Filter the listing and keep only the lines with the word "offset".

***** Dataset records *****

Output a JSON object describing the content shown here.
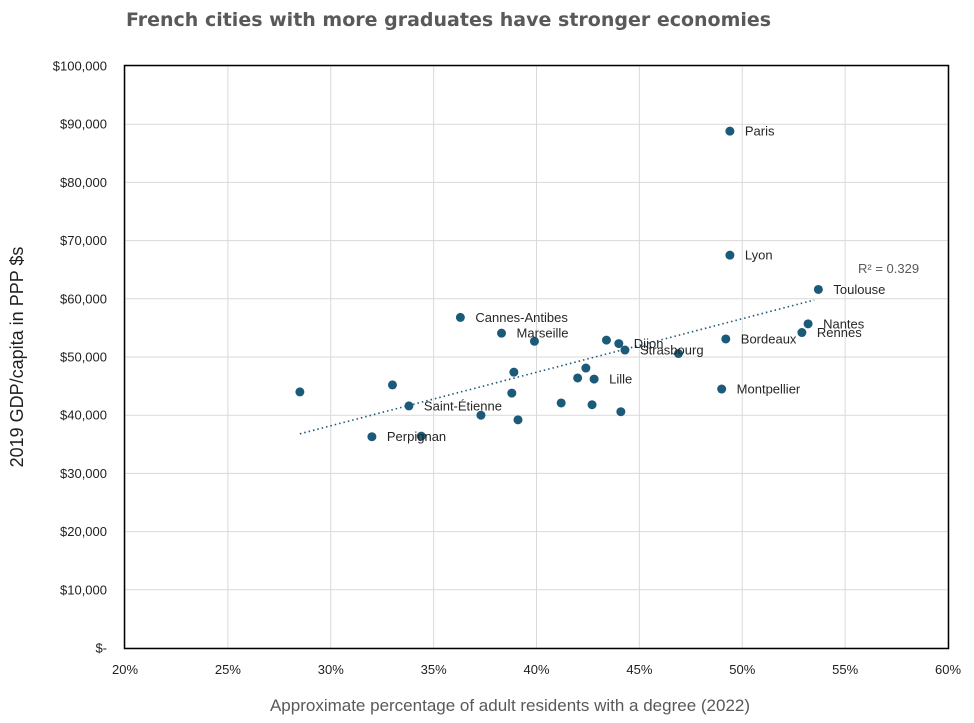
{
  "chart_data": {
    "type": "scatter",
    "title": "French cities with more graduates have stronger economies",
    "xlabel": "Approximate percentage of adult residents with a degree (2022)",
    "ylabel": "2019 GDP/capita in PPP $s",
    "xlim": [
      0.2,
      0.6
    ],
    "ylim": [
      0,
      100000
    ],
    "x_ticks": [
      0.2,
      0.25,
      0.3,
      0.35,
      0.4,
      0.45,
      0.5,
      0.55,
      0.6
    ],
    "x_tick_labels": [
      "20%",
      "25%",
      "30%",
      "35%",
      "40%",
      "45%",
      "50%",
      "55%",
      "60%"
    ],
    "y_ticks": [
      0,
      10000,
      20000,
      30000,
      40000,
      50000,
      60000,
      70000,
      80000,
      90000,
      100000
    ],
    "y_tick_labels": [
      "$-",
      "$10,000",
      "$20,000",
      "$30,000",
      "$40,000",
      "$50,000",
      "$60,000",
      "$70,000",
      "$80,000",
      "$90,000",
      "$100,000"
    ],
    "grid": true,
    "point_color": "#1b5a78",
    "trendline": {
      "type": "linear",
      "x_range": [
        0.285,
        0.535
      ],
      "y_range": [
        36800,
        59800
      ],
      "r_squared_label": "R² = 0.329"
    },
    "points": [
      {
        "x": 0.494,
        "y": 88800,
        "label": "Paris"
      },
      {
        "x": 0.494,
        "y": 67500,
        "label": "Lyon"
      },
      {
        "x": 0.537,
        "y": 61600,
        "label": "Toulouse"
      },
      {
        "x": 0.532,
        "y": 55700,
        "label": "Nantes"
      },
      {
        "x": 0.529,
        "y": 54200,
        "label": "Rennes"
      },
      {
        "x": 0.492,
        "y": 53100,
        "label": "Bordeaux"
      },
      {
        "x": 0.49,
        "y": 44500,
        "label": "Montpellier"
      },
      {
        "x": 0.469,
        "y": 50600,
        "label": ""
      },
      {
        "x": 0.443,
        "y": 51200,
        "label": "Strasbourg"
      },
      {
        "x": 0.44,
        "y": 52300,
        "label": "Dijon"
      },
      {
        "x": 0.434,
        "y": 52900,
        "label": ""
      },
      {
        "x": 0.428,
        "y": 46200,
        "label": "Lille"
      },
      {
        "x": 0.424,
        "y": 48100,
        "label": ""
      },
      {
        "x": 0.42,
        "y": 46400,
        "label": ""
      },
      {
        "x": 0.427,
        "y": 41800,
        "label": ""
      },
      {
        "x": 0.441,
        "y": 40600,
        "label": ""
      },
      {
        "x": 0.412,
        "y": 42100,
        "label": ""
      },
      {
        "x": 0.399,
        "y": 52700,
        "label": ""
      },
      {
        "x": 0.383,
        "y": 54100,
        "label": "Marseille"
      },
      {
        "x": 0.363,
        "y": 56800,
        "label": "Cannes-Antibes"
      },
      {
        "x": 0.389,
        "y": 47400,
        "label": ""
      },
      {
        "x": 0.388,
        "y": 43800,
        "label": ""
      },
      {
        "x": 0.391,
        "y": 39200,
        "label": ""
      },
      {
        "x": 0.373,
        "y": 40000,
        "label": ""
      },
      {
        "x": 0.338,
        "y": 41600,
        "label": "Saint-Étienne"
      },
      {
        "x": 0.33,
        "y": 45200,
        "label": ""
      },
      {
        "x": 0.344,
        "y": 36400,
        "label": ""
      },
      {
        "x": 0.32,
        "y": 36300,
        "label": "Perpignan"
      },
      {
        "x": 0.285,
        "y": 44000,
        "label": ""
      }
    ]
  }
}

*****
***** Dataset records *****

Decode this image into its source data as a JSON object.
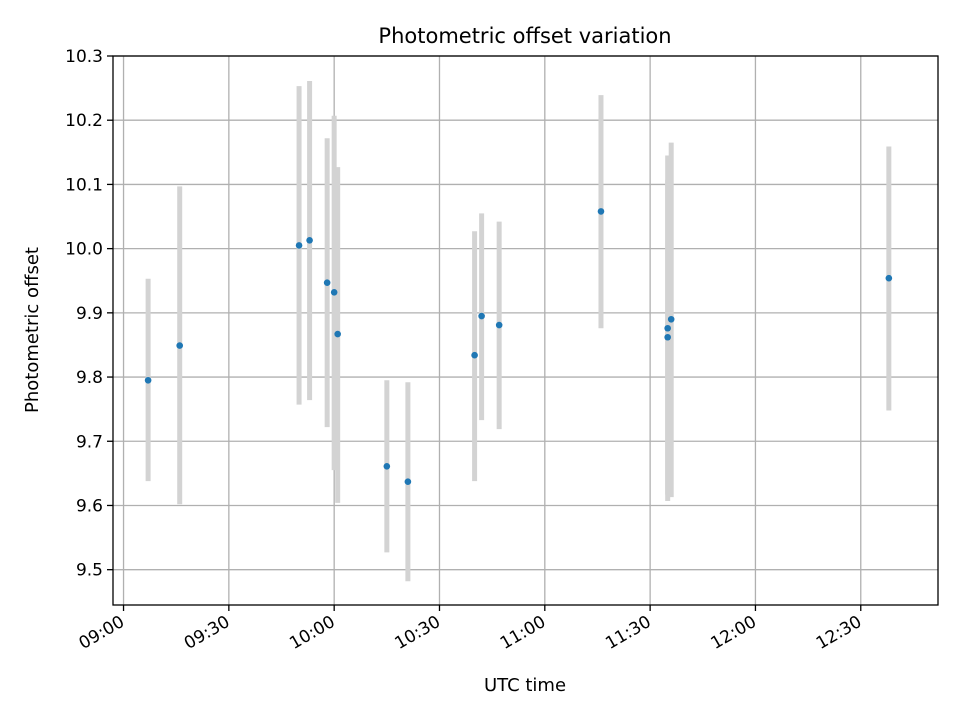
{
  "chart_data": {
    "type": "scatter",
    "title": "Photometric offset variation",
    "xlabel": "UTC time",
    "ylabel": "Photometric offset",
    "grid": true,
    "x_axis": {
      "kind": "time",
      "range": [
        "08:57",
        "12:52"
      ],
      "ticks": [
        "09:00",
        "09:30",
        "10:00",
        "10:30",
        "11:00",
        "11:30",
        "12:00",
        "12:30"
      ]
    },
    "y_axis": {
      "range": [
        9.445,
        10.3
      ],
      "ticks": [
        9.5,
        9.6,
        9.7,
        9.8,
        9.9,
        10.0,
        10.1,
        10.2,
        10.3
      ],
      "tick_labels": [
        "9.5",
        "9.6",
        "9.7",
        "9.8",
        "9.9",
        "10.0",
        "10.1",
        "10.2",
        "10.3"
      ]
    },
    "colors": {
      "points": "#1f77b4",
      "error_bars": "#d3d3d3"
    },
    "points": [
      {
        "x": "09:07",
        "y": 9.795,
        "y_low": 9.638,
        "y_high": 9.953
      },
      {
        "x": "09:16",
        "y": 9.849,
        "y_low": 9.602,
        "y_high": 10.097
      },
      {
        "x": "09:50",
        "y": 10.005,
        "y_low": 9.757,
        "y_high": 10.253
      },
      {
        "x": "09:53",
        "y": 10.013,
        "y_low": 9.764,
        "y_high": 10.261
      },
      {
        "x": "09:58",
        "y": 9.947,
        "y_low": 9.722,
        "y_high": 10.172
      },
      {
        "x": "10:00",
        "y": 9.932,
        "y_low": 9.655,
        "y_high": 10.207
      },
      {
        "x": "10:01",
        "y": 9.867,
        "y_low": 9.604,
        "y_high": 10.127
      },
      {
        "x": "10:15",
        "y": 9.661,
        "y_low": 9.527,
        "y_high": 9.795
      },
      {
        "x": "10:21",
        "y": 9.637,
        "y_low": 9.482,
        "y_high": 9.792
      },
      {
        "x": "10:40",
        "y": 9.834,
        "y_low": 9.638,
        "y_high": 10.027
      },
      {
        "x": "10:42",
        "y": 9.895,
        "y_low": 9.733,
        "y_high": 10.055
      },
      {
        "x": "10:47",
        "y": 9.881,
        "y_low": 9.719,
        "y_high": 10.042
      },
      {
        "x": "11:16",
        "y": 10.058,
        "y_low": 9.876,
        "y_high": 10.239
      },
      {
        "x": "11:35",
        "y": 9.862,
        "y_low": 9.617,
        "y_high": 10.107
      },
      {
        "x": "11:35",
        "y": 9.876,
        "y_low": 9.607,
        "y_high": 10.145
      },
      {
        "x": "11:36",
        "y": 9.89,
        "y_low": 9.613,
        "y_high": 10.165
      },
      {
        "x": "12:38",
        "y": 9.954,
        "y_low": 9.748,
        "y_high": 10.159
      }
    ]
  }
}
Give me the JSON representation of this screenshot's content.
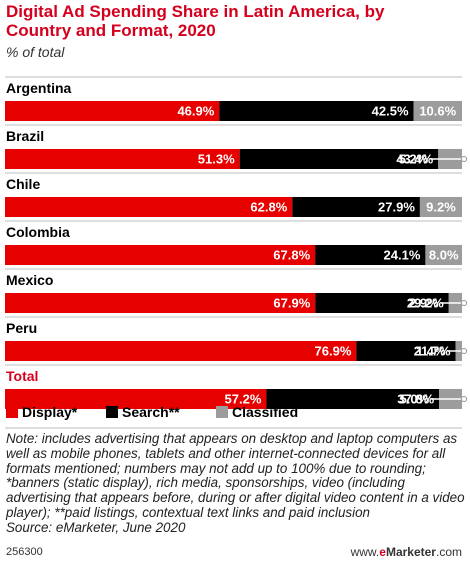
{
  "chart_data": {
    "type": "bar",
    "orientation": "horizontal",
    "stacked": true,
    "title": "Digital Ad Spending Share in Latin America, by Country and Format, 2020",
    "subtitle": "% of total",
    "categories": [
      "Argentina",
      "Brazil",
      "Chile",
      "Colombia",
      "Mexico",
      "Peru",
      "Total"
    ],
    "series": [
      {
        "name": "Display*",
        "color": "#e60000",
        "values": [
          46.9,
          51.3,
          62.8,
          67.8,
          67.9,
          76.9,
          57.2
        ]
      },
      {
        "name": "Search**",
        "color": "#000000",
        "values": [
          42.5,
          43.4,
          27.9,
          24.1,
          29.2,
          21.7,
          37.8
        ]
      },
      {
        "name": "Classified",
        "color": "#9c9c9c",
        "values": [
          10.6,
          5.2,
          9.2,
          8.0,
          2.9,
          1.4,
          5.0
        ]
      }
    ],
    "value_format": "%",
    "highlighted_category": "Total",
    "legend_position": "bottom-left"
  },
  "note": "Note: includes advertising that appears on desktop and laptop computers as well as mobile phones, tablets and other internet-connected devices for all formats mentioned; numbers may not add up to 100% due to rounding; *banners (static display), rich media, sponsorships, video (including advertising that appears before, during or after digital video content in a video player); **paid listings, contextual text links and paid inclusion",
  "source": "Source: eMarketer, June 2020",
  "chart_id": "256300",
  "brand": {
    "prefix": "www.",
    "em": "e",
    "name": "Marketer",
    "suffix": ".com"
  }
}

*****
***** Dataset records *****

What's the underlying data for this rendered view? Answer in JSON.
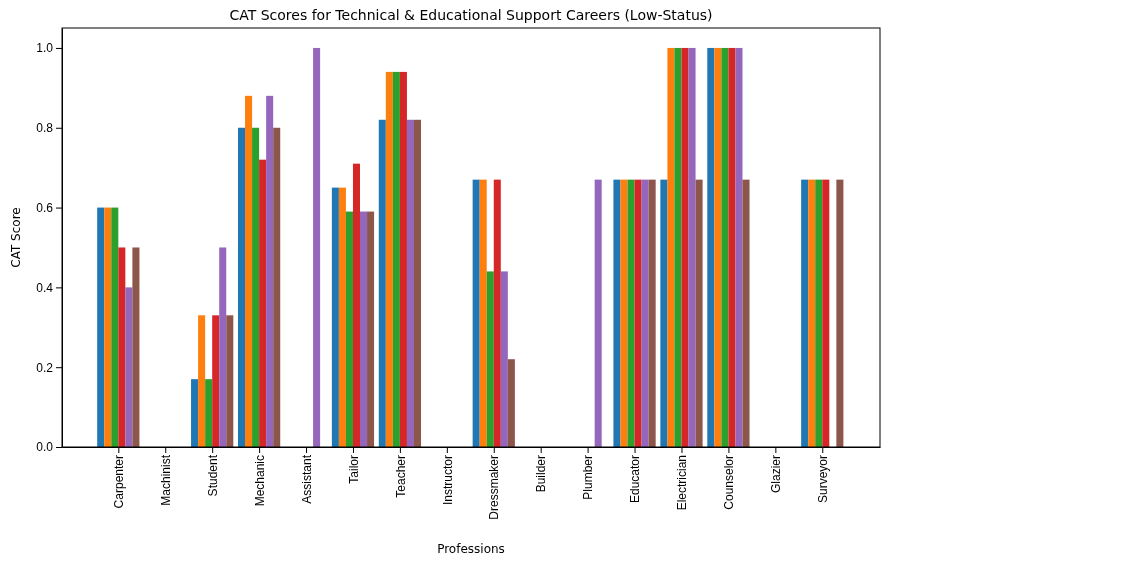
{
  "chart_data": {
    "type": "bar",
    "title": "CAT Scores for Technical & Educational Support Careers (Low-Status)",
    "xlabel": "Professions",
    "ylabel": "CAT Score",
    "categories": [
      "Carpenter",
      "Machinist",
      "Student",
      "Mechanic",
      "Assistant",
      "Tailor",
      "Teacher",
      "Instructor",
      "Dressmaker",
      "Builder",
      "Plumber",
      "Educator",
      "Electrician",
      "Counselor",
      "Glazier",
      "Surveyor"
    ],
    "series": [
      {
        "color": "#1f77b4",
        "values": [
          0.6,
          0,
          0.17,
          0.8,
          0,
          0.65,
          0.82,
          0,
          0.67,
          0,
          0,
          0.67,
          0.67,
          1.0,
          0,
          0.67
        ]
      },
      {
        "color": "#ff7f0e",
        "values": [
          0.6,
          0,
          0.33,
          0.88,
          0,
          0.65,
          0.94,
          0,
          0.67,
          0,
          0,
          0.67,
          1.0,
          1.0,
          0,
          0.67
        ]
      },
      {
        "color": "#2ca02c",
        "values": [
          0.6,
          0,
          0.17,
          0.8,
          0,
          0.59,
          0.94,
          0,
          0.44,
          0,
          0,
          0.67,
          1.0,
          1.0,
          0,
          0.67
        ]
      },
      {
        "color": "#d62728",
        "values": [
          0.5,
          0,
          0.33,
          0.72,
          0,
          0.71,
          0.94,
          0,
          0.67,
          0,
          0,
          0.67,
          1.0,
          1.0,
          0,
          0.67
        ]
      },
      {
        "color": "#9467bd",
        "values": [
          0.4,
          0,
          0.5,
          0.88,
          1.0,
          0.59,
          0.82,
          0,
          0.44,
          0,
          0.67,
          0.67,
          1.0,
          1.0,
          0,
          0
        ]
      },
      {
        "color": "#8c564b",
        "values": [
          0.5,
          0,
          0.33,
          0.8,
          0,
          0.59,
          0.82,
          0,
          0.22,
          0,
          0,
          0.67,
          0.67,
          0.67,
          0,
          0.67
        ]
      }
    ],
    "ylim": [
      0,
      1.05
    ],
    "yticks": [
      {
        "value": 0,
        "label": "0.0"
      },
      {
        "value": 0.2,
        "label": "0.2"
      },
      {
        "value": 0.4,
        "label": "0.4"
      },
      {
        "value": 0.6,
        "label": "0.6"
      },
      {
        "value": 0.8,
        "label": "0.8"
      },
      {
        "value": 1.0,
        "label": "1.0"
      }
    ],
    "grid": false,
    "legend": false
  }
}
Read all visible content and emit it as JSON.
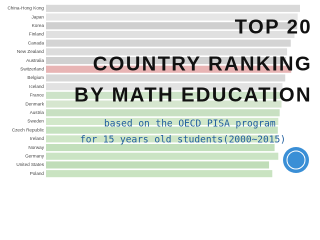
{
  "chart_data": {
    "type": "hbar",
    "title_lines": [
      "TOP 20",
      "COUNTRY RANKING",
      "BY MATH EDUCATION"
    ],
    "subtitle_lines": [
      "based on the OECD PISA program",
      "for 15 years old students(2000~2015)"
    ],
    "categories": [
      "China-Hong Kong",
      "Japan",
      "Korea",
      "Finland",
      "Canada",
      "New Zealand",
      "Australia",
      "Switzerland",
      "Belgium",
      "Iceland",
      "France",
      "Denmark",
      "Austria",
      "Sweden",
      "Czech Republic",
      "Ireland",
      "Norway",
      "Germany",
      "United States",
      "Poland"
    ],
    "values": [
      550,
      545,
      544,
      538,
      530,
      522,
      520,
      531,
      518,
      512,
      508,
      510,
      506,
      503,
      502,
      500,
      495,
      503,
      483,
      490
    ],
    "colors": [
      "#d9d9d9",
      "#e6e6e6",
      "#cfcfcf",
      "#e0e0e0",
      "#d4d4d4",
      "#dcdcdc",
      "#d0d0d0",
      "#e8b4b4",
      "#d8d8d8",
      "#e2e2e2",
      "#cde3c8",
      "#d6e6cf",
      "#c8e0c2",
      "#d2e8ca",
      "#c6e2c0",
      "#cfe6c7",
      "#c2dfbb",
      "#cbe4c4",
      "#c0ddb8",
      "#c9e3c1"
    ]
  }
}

*****

● **Problem solution**
    "title": "Photometric offset variation",
    "ylabel": "Photometric offset",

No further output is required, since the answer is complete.